Task details: In your copy, leave out the pictures and repeat the entries below exactly.

[Stored records]
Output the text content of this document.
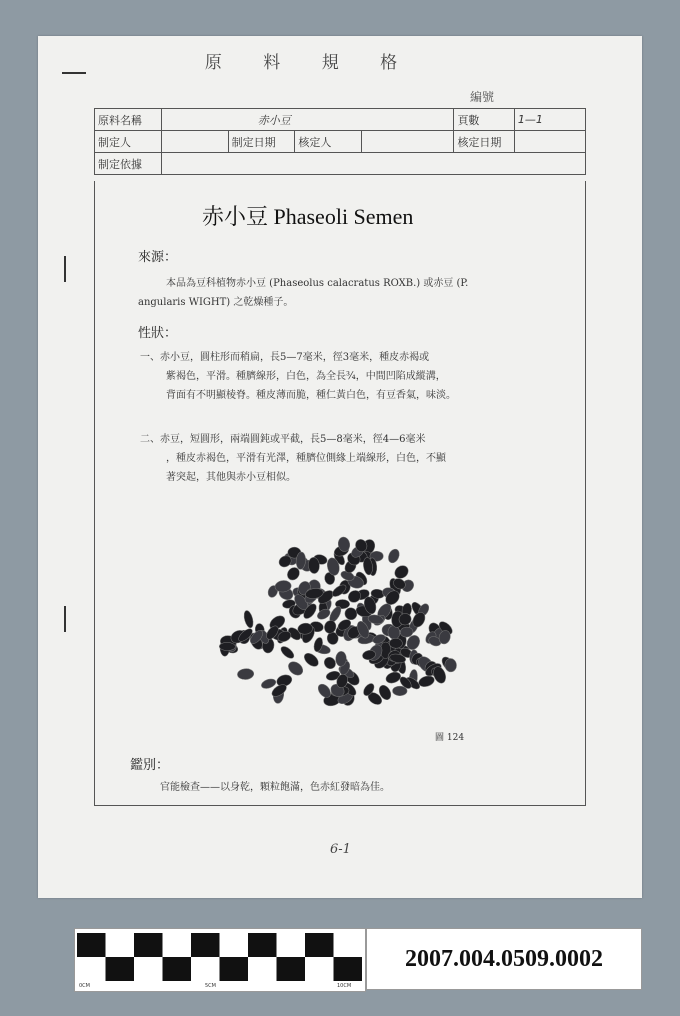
原 料 規 格
編號
原料名稱	赤小豆				頁數	1—1
制定人		制定日期	核定人		核定日期	
制定依據						
赤小豆 Phaseoli Semen
來源：
本品為豆科植物赤小豆 (Phaseolus calacratus ROXB.) 或赤豆 (P.
angularis WIGHT) 之乾燥種子。
性狀：
一、赤小豆，圓柱形而稍扁，長5—7毫米，徑3毫米，種皮赤褐或
紫褐色，平滑。種臍線形，白色，為全長¾，中間凹陷成縱溝，
背面有不明顯棱脊。種皮薄而脆，種仁黃白色，有豆香氣，味淡。
二、赤豆，短圓形，兩端圓鈍或平截，長5—8毫米，徑4—6毫米
，種皮赤褐色，平滑有光澤，種臍位側緣上端線形，白色，不顯
著突起，其他與赤小豆相似。
圖 124
鑑別：
官能檢查——以身乾，顆粒飽滿，色赤紅發暗為佳。
6-1
0CM	5CM	10CM
2007.004.0509.0002
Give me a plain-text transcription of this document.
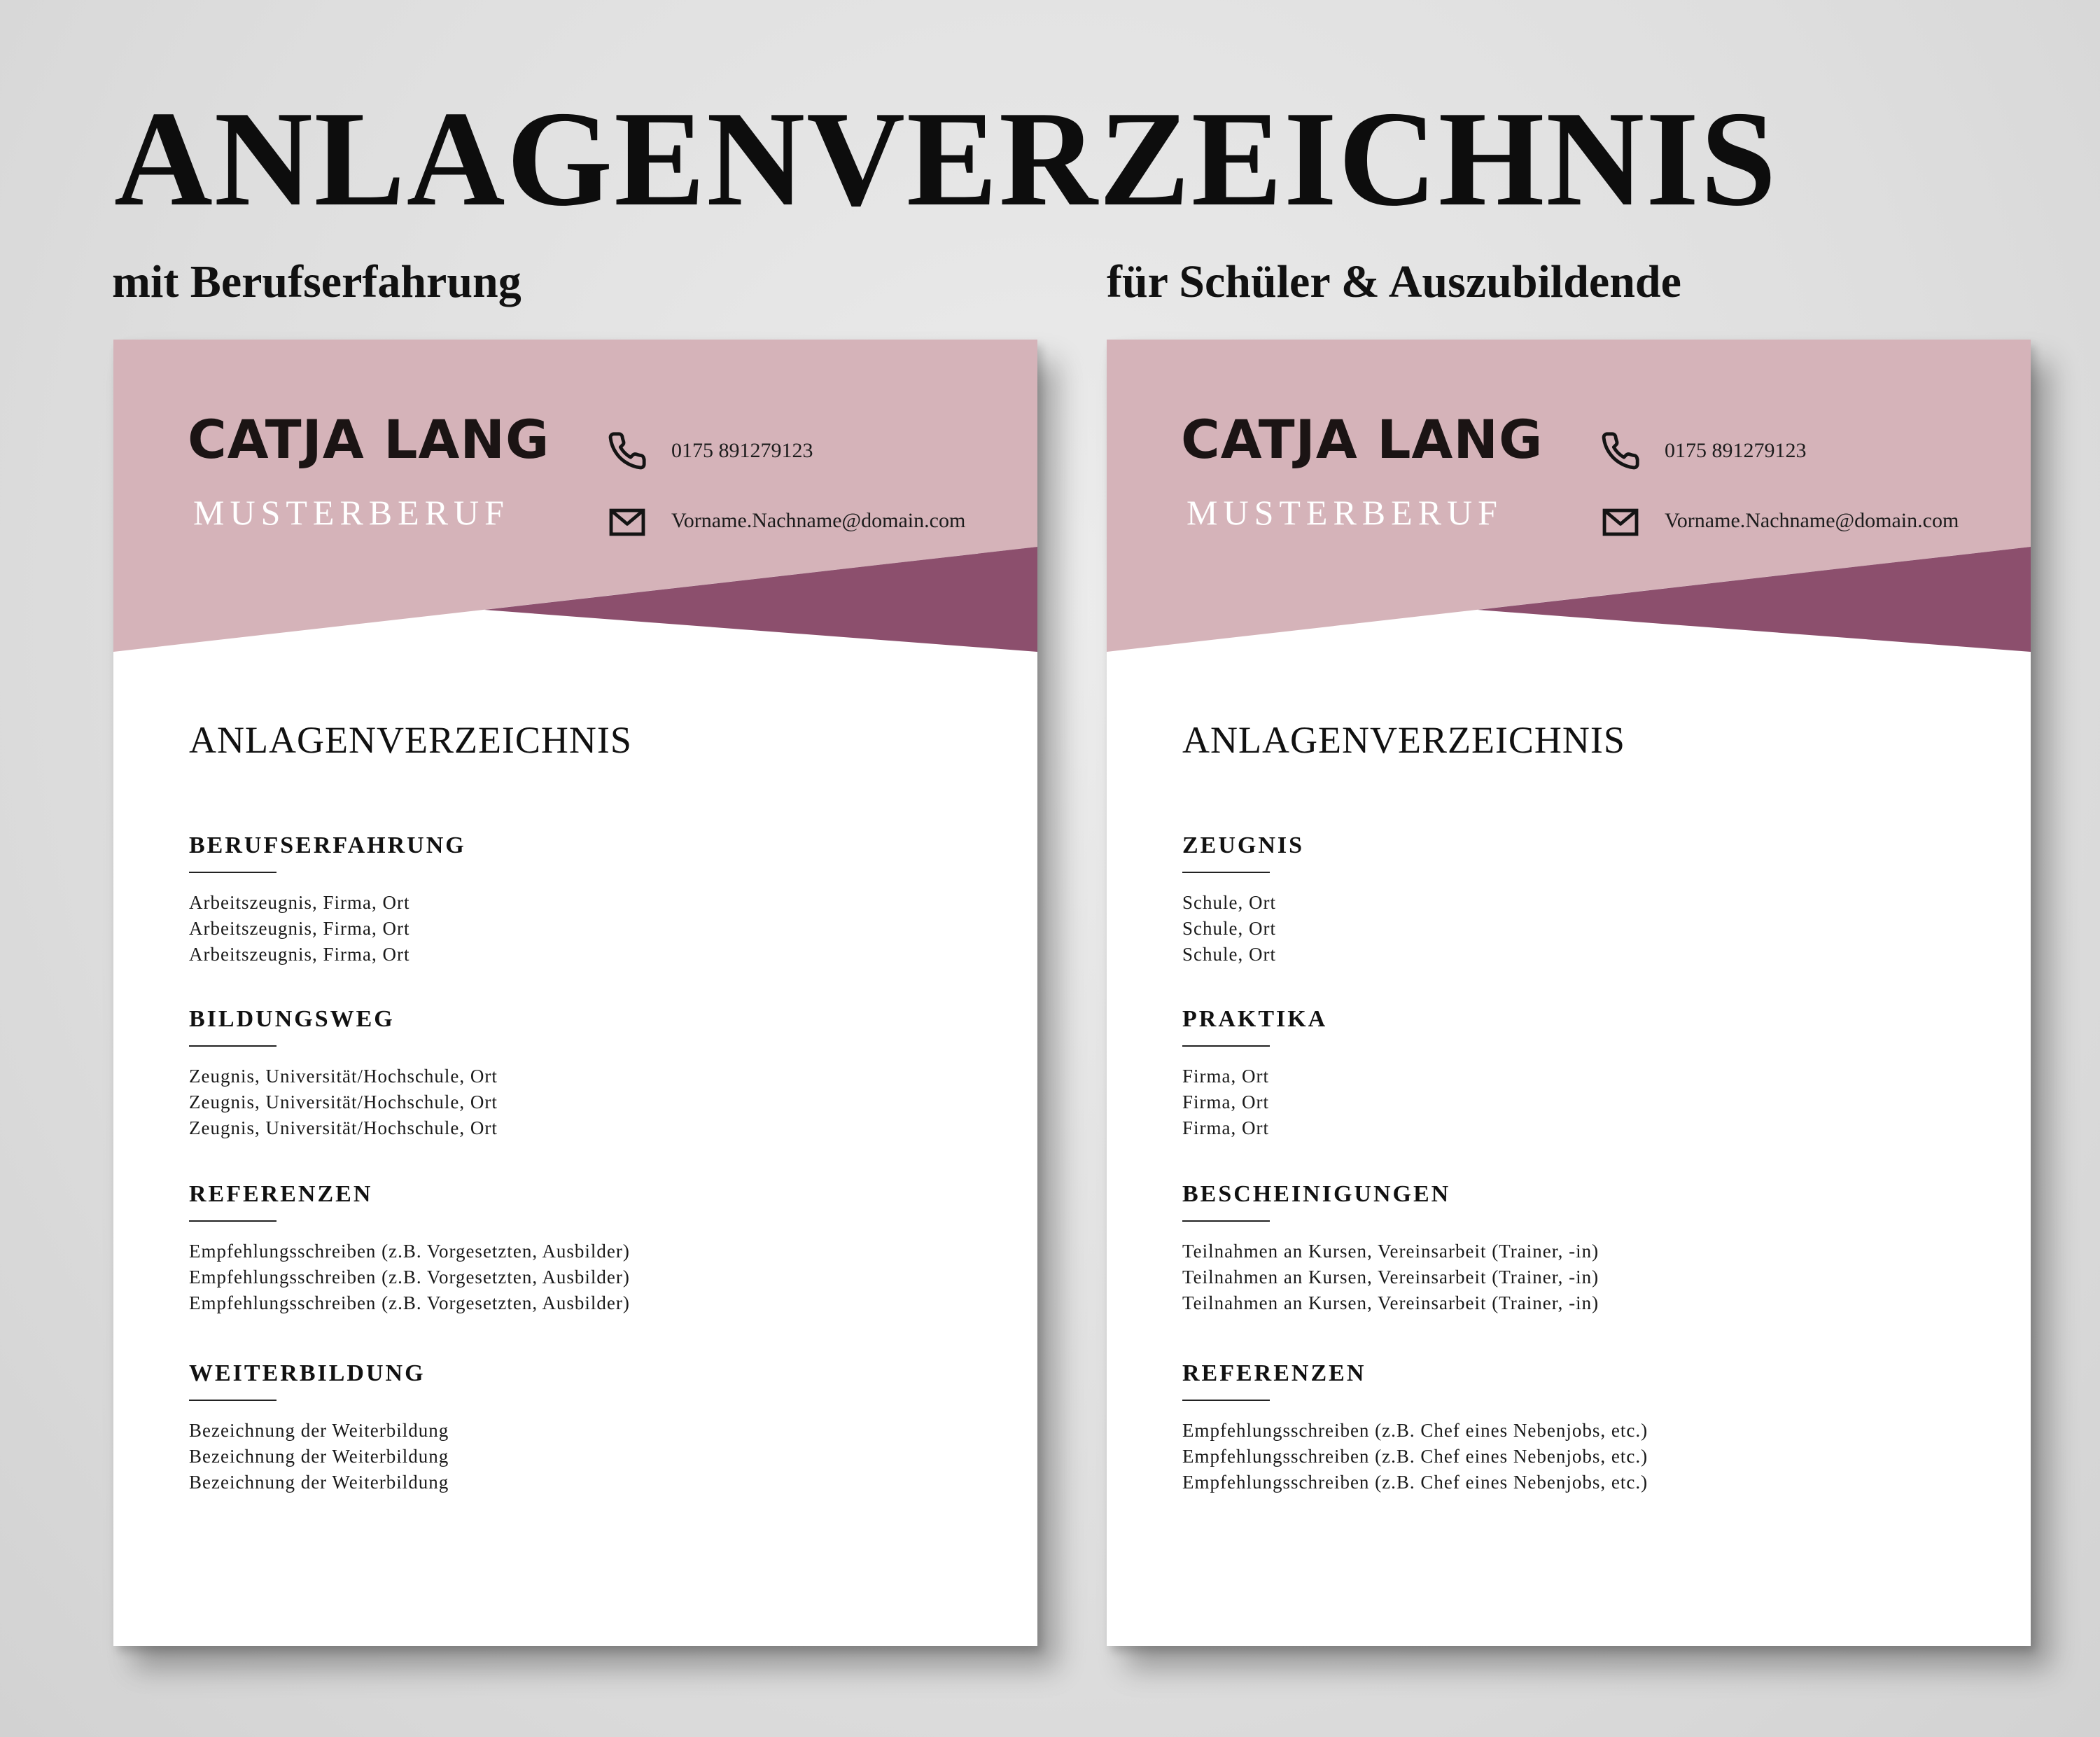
ANLAGENVERZEICHNIS
mit Berufserfahrung	für Schüler & Auszubildende
CATJA LANG
MUSTERBERUF
0175 891279123
Vorname.Nachname@domain.com
ANLAGENVERZEICHNIS
BERUFSERFAHRUNG
Arbeitszeugnis, Firma, Ort
Arbeitszeugnis, Firma, Ort
Arbeitszeugnis, Firma, Ort
BILDUNGSWEG
Zeugnis, Universität/Hochschule, Ort
Zeugnis, Universität/Hochschule, Ort
Zeugnis, Universität/Hochschule, Ort
REFERENZEN
Empfehlungsschreiben (z.B. Vorgesetzten, Ausbilder)
Empfehlungsschreiben (z.B. Vorgesetzten, Ausbilder)
Empfehlungsschreiben (z.B. Vorgesetzten, Ausbilder)
WEITERBILDUNG
Bezeichnung der Weiterbildung
Bezeichnung der Weiterbildung
Bezeichnung der Weiterbildung
CATJA LANG
MUSTERBERUF
0175 891279123
Vorname.Nachname@domain.com
ANLAGENVERZEICHNIS
ZEUGNIS
Schule, Ort
Schule, Ort
Schule, Ort
PRAKTIKA
Firma, Ort
Firma, Ort
Firma, Ort
BESCHEINIGUNGEN
Teilnahmen an Kursen, Vereinsarbeit (Trainer, -in)
Teilnahmen an Kursen, Vereinsarbeit (Trainer, -in)
Teilnahmen an Kursen, Vereinsarbeit (Trainer, -in)
REFERENZEN
Empfehlungsschreiben (z.B. Chef eines Nebenjobs, etc.)
Empfehlungsschreiben (z.B. Chef eines Nebenjobs, etc.)
Empfehlungsschreiben (z.B. Chef eines Nebenjobs, etc.)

Solution to this problem:
Output the text content of this document.
原 料 規 格
編號
原料名稱	赤小豆				頁數	1—1
制定人		制定日期	核定人		核定日期	
制定依據						
赤小豆 Phaseoli Semen
來源：
本品為豆科植物赤小豆 (Phaseolus calacratus ROXB.) 或赤豆 (P.
angularis WIGHT) 之乾燥種子。
性狀：
一、赤小豆，圓柱形而稍扁，長5—7毫米，徑3毫米，種皮赤褐或
紫褐色，平滑。種臍線形，白色，為全長¾，中間凹陷成縱溝，
背面有不明顯棱脊。種皮薄而脆，種仁黃白色，有豆香氣，味淡。
二、赤豆，短圓形，兩端圓鈍或平截，長5—8毫米，徑4—6毫米
，種皮赤褐色，平滑有光澤，種臍位側緣上端線形，白色，不顯
著突起，其他與赤小豆相似。
圖 124
鑑別：
官能檢查——以身乾，顆粒飽滿，色赤紅發暗為佳。
6-1
0CM	5CM	10CM
2007.004.0509.0002
Give me a plain-text transcription of this document.
ANLAGENVERZEICHNIS
mit Berufserfahrung	für Schüler & Auszubildende
CATJA LANG
MUSTERBERUF
0175 891279123
Vorname.Nachname@domain.com
ANLAGENVERZEICHNIS
BERUFSERFAHRUNG
Arbeitszeugnis, Firma, Ort
Arbeitszeugnis, Firma, Ort
Arbeitszeugnis, Firma, Ort
BILDUNGSWEG
Zeugnis, Universität/Hochschule, Ort
Zeugnis, Universität/Hochschule, Ort
Zeugnis, Universität/Hochschule, Ort
REFERENZEN
Empfehlungsschreiben (z.B. Vorgesetzten, Ausbilder)
Empfehlungsschreiben (z.B. Vorgesetzten, Ausbilder)
Empfehlungsschreiben (z.B. Vorgesetzten, Ausbilder)
WEITERBILDUNG
Bezeichnung der Weiterbildung
Bezeichnung der Weiterbildung
Bezeichnung der Weiterbildung
CATJA LANG
MUSTERBERUF
0175 891279123
Vorname.Nachname@domain.com
ANLAGENVERZEICHNIS
ZEUGNIS
Schule, Ort
Schule, Ort
Schule, Ort
PRAKTIKA
Firma, Ort
Firma, Ort
Firma, Ort
BESCHEINIGUNGEN
Teilnahmen an Kursen, Vereinsarbeit (Trainer, -in)
Teilnahmen an Kursen, Vereinsarbeit (Trainer, -in)
Teilnahmen an Kursen, Vereinsarbeit (Trainer, -in)
REFERENZEN
Empfehlungsschreiben (z.B. Chef eines Nebenjobs, etc.)
Empfehlungsschreiben (z.B. Chef eines Nebenjobs, etc.)
Empfehlungsschreiben (z.B. Chef eines Nebenjobs, etc.)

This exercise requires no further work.